(Source records):

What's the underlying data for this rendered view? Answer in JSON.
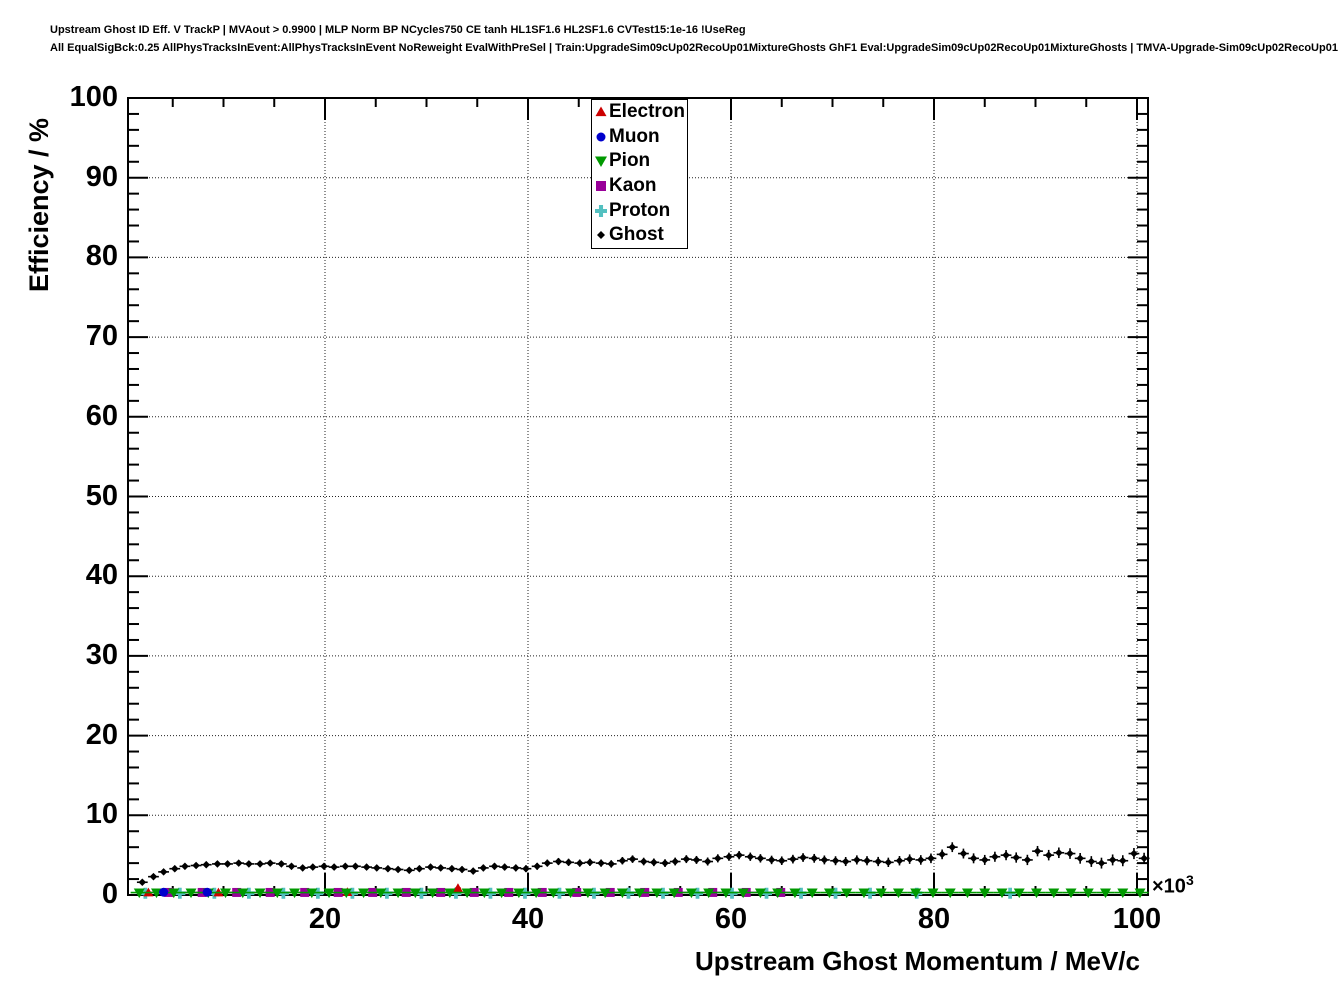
{
  "header": {
    "line1": "Upstream Ghost ID Eff. V TrackP | MVAout > 0.9900 | MLP Norm BP NCycles750 CE tanh HL1SF1.6 HL2SF1.6 CVTest15:1e-16 !UseReg",
    "line2": "All EqualSigBck:0.25 AllPhysTracksInEvent:AllPhysTracksInEvent NoReweight EvalWithPreSel | Train:UpgradeSim09cUp02RecoUp01MixtureGhosts GhF1 Eval:UpgradeSim09cUp02RecoUp01MixtureGhosts | TMVA-Upgrade-Sim09cUp02RecoUp01"
  },
  "axes": {
    "y_title": "Efficiency / %",
    "x_title": "Upstream Ghost Momentum / MeV/c",
    "x_multiplier": "×10",
    "x_exponent": "3",
    "y_major_ticks": [
      0,
      10,
      20,
      30,
      40,
      50,
      60,
      70,
      80,
      90,
      100
    ],
    "y_minor_step": 2,
    "x_major_ticks": [
      20,
      40,
      60,
      80,
      100
    ],
    "x_minor_step": 5
  },
  "chart_data": {
    "type": "scatter",
    "title": "",
    "xlabel": "Upstream Ghost Momentum / MeV/c",
    "x_unit_multiplier": 1000,
    "ylabel": "Efficiency / %",
    "xlim": [
      0.6,
      101.1
    ],
    "ylim": [
      0,
      100
    ],
    "grid": "dotted",
    "legend_position": "top-center",
    "series": [
      {
        "name": "Electron",
        "color": "#cc0000",
        "marker": "triangle-up",
        "xerr": 0.3,
        "yerr": 0.45,
        "points": [
          [
            2.6,
            0.3
          ],
          [
            9.5,
            0.3
          ],
          [
            22.2,
            0.35
          ],
          [
            33.1,
            0.85
          ]
        ]
      },
      {
        "name": "Muon",
        "color": "#0000cc",
        "marker": "circle",
        "xerr": 0.45,
        "yerr": 0.15,
        "points": [
          [
            4.1,
            0.35
          ],
          [
            8.4,
            0.35
          ]
        ]
      },
      {
        "name": "Pion",
        "color": "#009900",
        "marker": "triangle-down",
        "xerr": 0.85,
        "yerr": 0.12,
        "y": 0.3,
        "x": [
          1.7,
          3.4,
          5.1,
          6.8,
          8.5,
          10.2,
          11.9,
          13.6,
          15.3,
          17.0,
          18.7,
          20.4,
          22.1,
          23.8,
          25.5,
          27.2,
          28.9,
          30.6,
          32.3,
          34.0,
          35.7,
          37.4,
          39.1,
          40.8,
          42.5,
          44.2,
          45.9,
          47.6,
          49.3,
          51.0,
          52.7,
          54.4,
          56.1,
          57.8,
          59.5,
          61.2,
          62.9,
          64.6,
          66.3,
          68.0,
          69.7,
          71.4,
          73.1,
          74.8,
          76.5,
          78.2,
          79.9,
          81.6,
          83.3,
          85.0,
          86.7,
          88.4,
          90.1,
          91.8,
          93.5,
          95.2,
          96.9,
          98.6,
          100.3
        ]
      },
      {
        "name": "Kaon",
        "color": "#990099",
        "marker": "square",
        "xerr": 1.68,
        "yerr": 0.12,
        "y": 0.32,
        "x": [
          4.6,
          7.9,
          11.3,
          14.6,
          18.0,
          21.3,
          24.7,
          28.0,
          31.4,
          34.7,
          38.1,
          41.4,
          44.8,
          48.1,
          51.5,
          54.8,
          58.2,
          61.5,
          64.9
        ]
      },
      {
        "name": "Proton",
        "color": "#53c0c0",
        "marker": "cross",
        "xerr": 0.4,
        "yerr": 0.12,
        "y": 0.22,
        "x": [
          2.3,
          5.7,
          9.1,
          12.5,
          15.9,
          19.3,
          22.7,
          26.1,
          29.5,
          32.9,
          36.3,
          39.7,
          43.1,
          46.5,
          49.9,
          53.3,
          56.7,
          60.1,
          63.5,
          66.9,
          70.3,
          73.7,
          78.3,
          87.5
        ]
      },
      {
        "name": "Ghost",
        "color": "#000000",
        "marker": "diamond",
        "xerr": 0.53,
        "yerr_ramp": [
          0.25,
          0.7
        ],
        "points": [
          [
            2.0,
            1.6
          ],
          [
            3.1,
            2.3
          ],
          [
            4.1,
            2.9
          ],
          [
            5.2,
            3.3
          ],
          [
            6.2,
            3.6
          ],
          [
            7.3,
            3.7
          ],
          [
            8.3,
            3.8
          ],
          [
            9.4,
            3.9
          ],
          [
            10.4,
            3.9
          ],
          [
            11.5,
            4.0
          ],
          [
            12.5,
            3.9
          ],
          [
            13.6,
            3.9
          ],
          [
            14.6,
            4.0
          ],
          [
            15.7,
            3.9
          ],
          [
            16.7,
            3.6
          ],
          [
            17.8,
            3.4
          ],
          [
            18.8,
            3.5
          ],
          [
            19.9,
            3.6
          ],
          [
            20.9,
            3.5
          ],
          [
            22.0,
            3.6
          ],
          [
            23.0,
            3.6
          ],
          [
            24.1,
            3.5
          ],
          [
            25.1,
            3.4
          ],
          [
            26.2,
            3.3
          ],
          [
            27.2,
            3.2
          ],
          [
            28.3,
            3.1
          ],
          [
            29.3,
            3.3
          ],
          [
            30.4,
            3.5
          ],
          [
            31.4,
            3.4
          ],
          [
            32.5,
            3.3
          ],
          [
            33.5,
            3.2
          ],
          [
            34.6,
            3.0
          ],
          [
            35.6,
            3.4
          ],
          [
            36.7,
            3.6
          ],
          [
            37.7,
            3.5
          ],
          [
            38.8,
            3.4
          ],
          [
            39.8,
            3.3
          ],
          [
            40.9,
            3.6
          ],
          [
            41.9,
            4.0
          ],
          [
            43.0,
            4.2
          ],
          [
            44.0,
            4.1
          ],
          [
            45.1,
            4.0
          ],
          [
            46.1,
            4.1
          ],
          [
            47.2,
            4.0
          ],
          [
            48.2,
            3.9
          ],
          [
            49.3,
            4.3
          ],
          [
            50.3,
            4.5
          ],
          [
            51.4,
            4.2
          ],
          [
            52.4,
            4.1
          ],
          [
            53.5,
            4.0
          ],
          [
            54.5,
            4.2
          ],
          [
            55.6,
            4.5
          ],
          [
            56.6,
            4.4
          ],
          [
            57.7,
            4.2
          ],
          [
            58.7,
            4.6
          ],
          [
            59.8,
            4.8
          ],
          [
            60.8,
            5.0
          ],
          [
            61.9,
            4.8
          ],
          [
            62.9,
            4.6
          ],
          [
            64.0,
            4.4
          ],
          [
            65.0,
            4.3
          ],
          [
            66.1,
            4.5
          ],
          [
            67.1,
            4.7
          ],
          [
            68.2,
            4.6
          ],
          [
            69.2,
            4.4
          ],
          [
            70.3,
            4.3
          ],
          [
            71.3,
            4.2
          ],
          [
            72.4,
            4.4
          ],
          [
            73.4,
            4.3
          ],
          [
            74.5,
            4.2
          ],
          [
            75.5,
            4.1
          ],
          [
            76.6,
            4.3
          ],
          [
            77.6,
            4.5
          ],
          [
            78.7,
            4.4
          ],
          [
            79.7,
            4.6
          ],
          [
            80.8,
            5.1
          ],
          [
            81.8,
            6.0
          ],
          [
            82.9,
            5.2
          ],
          [
            83.9,
            4.6
          ],
          [
            85.0,
            4.4
          ],
          [
            86.0,
            4.8
          ],
          [
            87.1,
            5.0
          ],
          [
            88.1,
            4.7
          ],
          [
            89.2,
            4.4
          ],
          [
            90.2,
            5.5
          ],
          [
            91.3,
            5.0
          ],
          [
            92.3,
            5.3
          ],
          [
            93.4,
            5.2
          ],
          [
            94.4,
            4.6
          ],
          [
            95.5,
            4.2
          ],
          [
            96.5,
            4.0
          ],
          [
            97.6,
            4.4
          ],
          [
            98.6,
            4.3
          ],
          [
            99.7,
            5.2
          ],
          [
            100.7,
            4.6
          ]
        ]
      }
    ]
  }
}
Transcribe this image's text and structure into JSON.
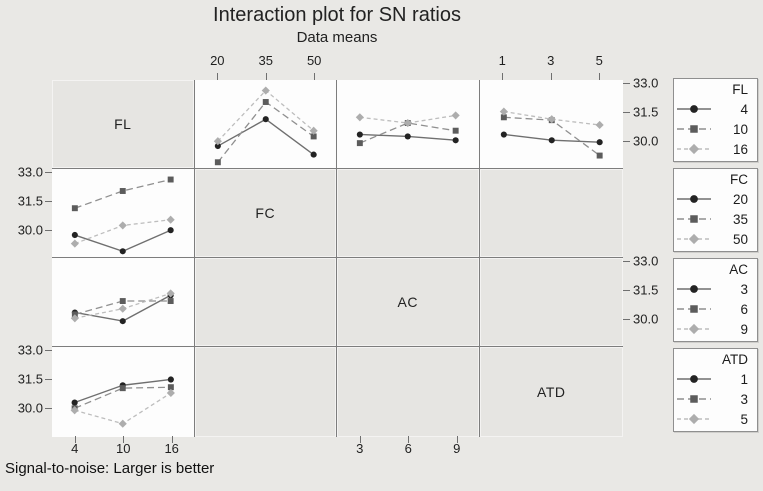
{
  "title": "Interaction plot for SN ratios",
  "subtitle": "Data means",
  "footer": "Signal-to-noise: Larger is better",
  "colors": {
    "background": "#e9e8e5",
    "panel_background": "#fdfdfd",
    "grid_border": "#7d7d7d",
    "text": "#1c1c1c"
  },
  "chart_data": {
    "type": "line",
    "kind": "interaction-plot-matrix",
    "title": "Interaction plot for SN ratios",
    "subtitle": "Data means",
    "footnote": "Signal-to-noise: Larger is better",
    "ylim": [
      28.55,
      33.15
    ],
    "ytick_labels": [
      "33.0",
      "31.5",
      "30.0"
    ],
    "yticks": [
      33.0,
      31.5,
      30.0
    ],
    "grid": false,
    "factors": [
      {
        "name": "FL",
        "levels": [
          "4",
          "10",
          "16"
        ]
      },
      {
        "name": "FC",
        "levels": [
          "20",
          "35",
          "50"
        ]
      },
      {
        "name": "AC",
        "levels": [
          "3",
          "6",
          "9"
        ]
      },
      {
        "name": "ATD",
        "levels": [
          "1",
          "3",
          "5"
        ]
      }
    ],
    "pair_means": {
      "FL_FC": {
        "row_factor": "FL",
        "col_factor": "FC",
        "values": [
          [
            29.7,
            31.1,
            29.25
          ],
          [
            28.85,
            32.0,
            30.2
          ],
          [
            29.95,
            32.6,
            30.5
          ]
        ]
      },
      "FL_AC": {
        "row_factor": "FL",
        "col_factor": "AC",
        "values": [
          [
            30.3,
            30.2,
            30.0
          ],
          [
            29.85,
            30.9,
            30.5
          ],
          [
            31.2,
            30.9,
            31.3
          ]
        ]
      },
      "FL_ATD": {
        "row_factor": "FL",
        "col_factor": "ATD",
        "values": [
          [
            30.3,
            30.0,
            29.9
          ],
          [
            31.2,
            31.05,
            29.2
          ],
          [
            31.5,
            31.1,
            30.8
          ]
        ]
      }
    },
    "panels": [
      {
        "row": 0,
        "col": 1,
        "pair": "FL_FC",
        "x_factor": "FC",
        "line_factor": "FL"
      },
      {
        "row": 0,
        "col": 2,
        "pair": "FL_AC",
        "x_factor": "AC",
        "line_factor": "FL"
      },
      {
        "row": 0,
        "col": 3,
        "pair": "FL_ATD",
        "x_factor": "ATD",
        "line_factor": "FL"
      },
      {
        "row": 1,
        "col": 0,
        "pair": "FL_FC",
        "x_factor": "FL",
        "line_factor": "FC"
      },
      {
        "row": 2,
        "col": 0,
        "pair": "FL_AC",
        "x_factor": "FL",
        "line_factor": "AC"
      },
      {
        "row": 3,
        "col": 0,
        "pair": "FL_ATD",
        "x_factor": "FL",
        "line_factor": "ATD"
      }
    ],
    "diagonal": [
      {
        "row": 0,
        "col": 0,
        "label": "FL"
      },
      {
        "row": 1,
        "col": 1,
        "label": "FC"
      },
      {
        "row": 2,
        "col": 2,
        "label": "AC"
      },
      {
        "row": 3,
        "col": 3,
        "label": "ATD"
      }
    ],
    "axes": {
      "top": [
        {
          "col": 1,
          "labels": [
            "20",
            "35",
            "50"
          ]
        },
        {
          "col": 3,
          "labels": [
            "1",
            "3",
            "5"
          ]
        }
      ],
      "bottom": [
        {
          "col": 0,
          "labels": [
            "4",
            "10",
            "16"
          ]
        },
        {
          "col": 2,
          "labels": [
            "3",
            "6",
            "9"
          ]
        }
      ],
      "left_rows": [
        1,
        3
      ],
      "right_rows": [
        0,
        2
      ]
    },
    "series_styles": [
      {
        "marker": "circle",
        "line": "solid",
        "line_color": "#6f6f6f",
        "marker_color": "#232323"
      },
      {
        "marker": "square",
        "line": "dashed",
        "line_color": "#8f8f8f",
        "marker_color": "#5c5c5c"
      },
      {
        "marker": "diamond",
        "line": "dashed-light",
        "line_color": "#bdbdbd",
        "marker_color": "#adadad"
      }
    ]
  },
  "legends": [
    {
      "title": "FL",
      "items": [
        "4",
        "10",
        "16"
      ]
    },
    {
      "title": "FC",
      "items": [
        "20",
        "35",
        "50"
      ]
    },
    {
      "title": "AC",
      "items": [
        "3",
        "6",
        "9"
      ]
    },
    {
      "title": "ATD",
      "items": [
        "1",
        "3",
        "5"
      ]
    }
  ]
}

(Aim): In the entries above, how many lines contain the word "this"? Answer with the number only.

(Solved problem): 2